Archive for August, 2006

A new view on Translation

Sunday, August 20th, 2006

So the other day, I was sitting in the hallway of my University’s Residence Halls, around midnight, and listening to a theology discussion which the RA’s were having. There were people of all different backgrounds there, but the most vocal was a young man of the Mormon faith. At one point, the question arose of Bible translation and the fallibility of human translators.

The young Mormon piped up with a very innovative analogy on translation which he learned in Seminary, which I felt was quite interesting. I’ll roughly paraphrase below:

The word of God is a lot like a picture hanging on a bulletin board. It only has one tack to secure it [representing the Old and New Testament], so anybody can spin it around as they’d like, changing the perspective, even though the picture stays the same. The translators each tilt it a bit differently, and it’s tough to see exactly what the right orientation is.

For us [those of the Mormon Faith], the Book of Mormon is a second tack. It provides a second hold, and keeps you from spinning the picture. Whenever there’s a question about the perspective and translation in one, you can consult the other. What might be unsure with one tack, is securely locked with two.

Whether you believe in the validity of either work, this is an interesting analogy. It seems to imply a distinct split between the actual “word” or message of God, and the written words used to pass it on, much like the split between concept and language used to describe it.

Data lines
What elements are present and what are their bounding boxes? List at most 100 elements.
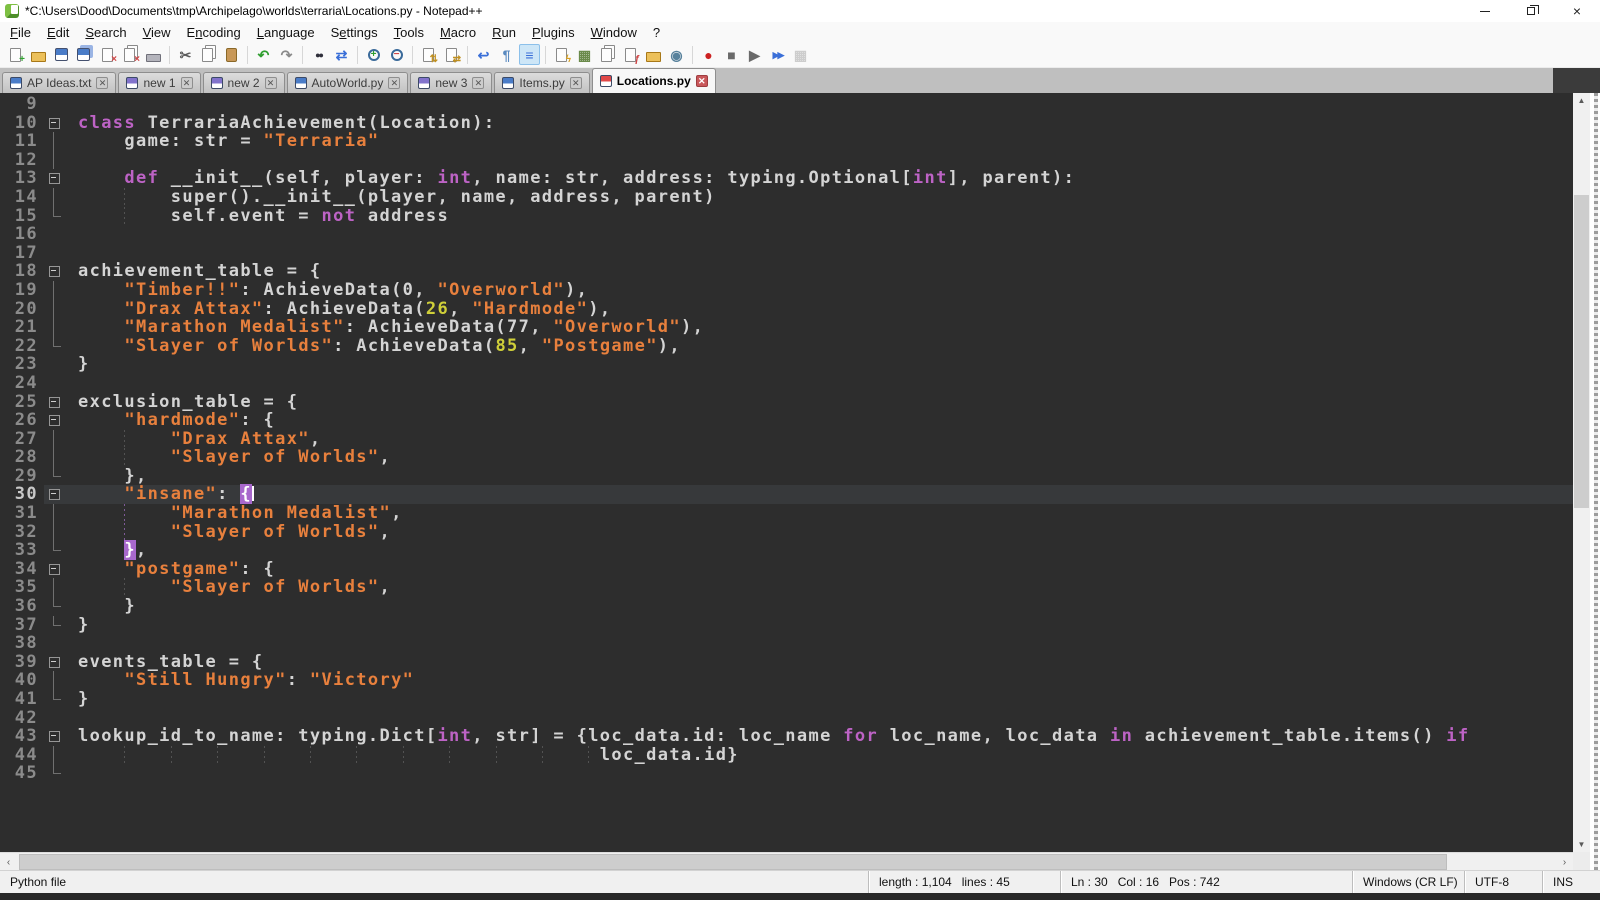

Short problem 1
In the translation post, what does the Book of Mormon stand for in the bulletin board analogy?
Short problem 2
Repeat word for word the part of the translation post starting with "For us [those" and going on through "to describe it.".

Exercise response 1
A second tack that holds the picture in place.

Exercise response 2
For us [those of the Mormon Faith], the Book of Mormon is a second tack. It provides a second hold, and keeps you from spinning the picture. Whenever there’s a question about the perspective and translation in one, you can consult the other. What might be unsure with one tack, is securely locked with two.

Whether you believe in the validity of either work, this is an interesting analogy. It seems to imply a distinct split between the actual “word” or message of God, and the written words used to pass it on, much like the split between concept and language used to describe it.